======== ENTRIES SHOWN
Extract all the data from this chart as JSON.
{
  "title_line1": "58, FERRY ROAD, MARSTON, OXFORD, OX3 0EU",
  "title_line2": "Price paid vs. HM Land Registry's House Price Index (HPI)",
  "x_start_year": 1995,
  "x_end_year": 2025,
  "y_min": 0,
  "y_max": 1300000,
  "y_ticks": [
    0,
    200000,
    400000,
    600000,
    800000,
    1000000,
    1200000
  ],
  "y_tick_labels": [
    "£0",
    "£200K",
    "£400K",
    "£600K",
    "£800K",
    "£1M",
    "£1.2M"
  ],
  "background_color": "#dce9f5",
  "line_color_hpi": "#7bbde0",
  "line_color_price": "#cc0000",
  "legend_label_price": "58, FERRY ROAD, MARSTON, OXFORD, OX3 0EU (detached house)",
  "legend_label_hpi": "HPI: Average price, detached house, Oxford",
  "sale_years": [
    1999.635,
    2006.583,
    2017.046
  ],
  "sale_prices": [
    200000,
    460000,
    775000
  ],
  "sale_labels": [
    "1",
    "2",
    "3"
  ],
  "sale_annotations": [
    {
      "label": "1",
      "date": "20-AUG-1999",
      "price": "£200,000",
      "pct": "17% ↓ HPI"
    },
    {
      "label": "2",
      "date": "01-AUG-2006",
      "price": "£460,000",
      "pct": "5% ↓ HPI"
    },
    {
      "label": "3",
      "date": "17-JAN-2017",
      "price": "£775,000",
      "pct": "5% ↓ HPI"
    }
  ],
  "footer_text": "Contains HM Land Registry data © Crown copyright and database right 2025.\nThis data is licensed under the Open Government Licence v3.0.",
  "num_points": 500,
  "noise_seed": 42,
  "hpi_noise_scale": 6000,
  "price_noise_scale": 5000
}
================
EXERCISE PROMPT
Return all lines with the word "date" in them.

REPLY TO THE TASK
      "date": "20-AUG-1999",
      "date": "01-AUG-2006",
      "date": "17-JAN-2017",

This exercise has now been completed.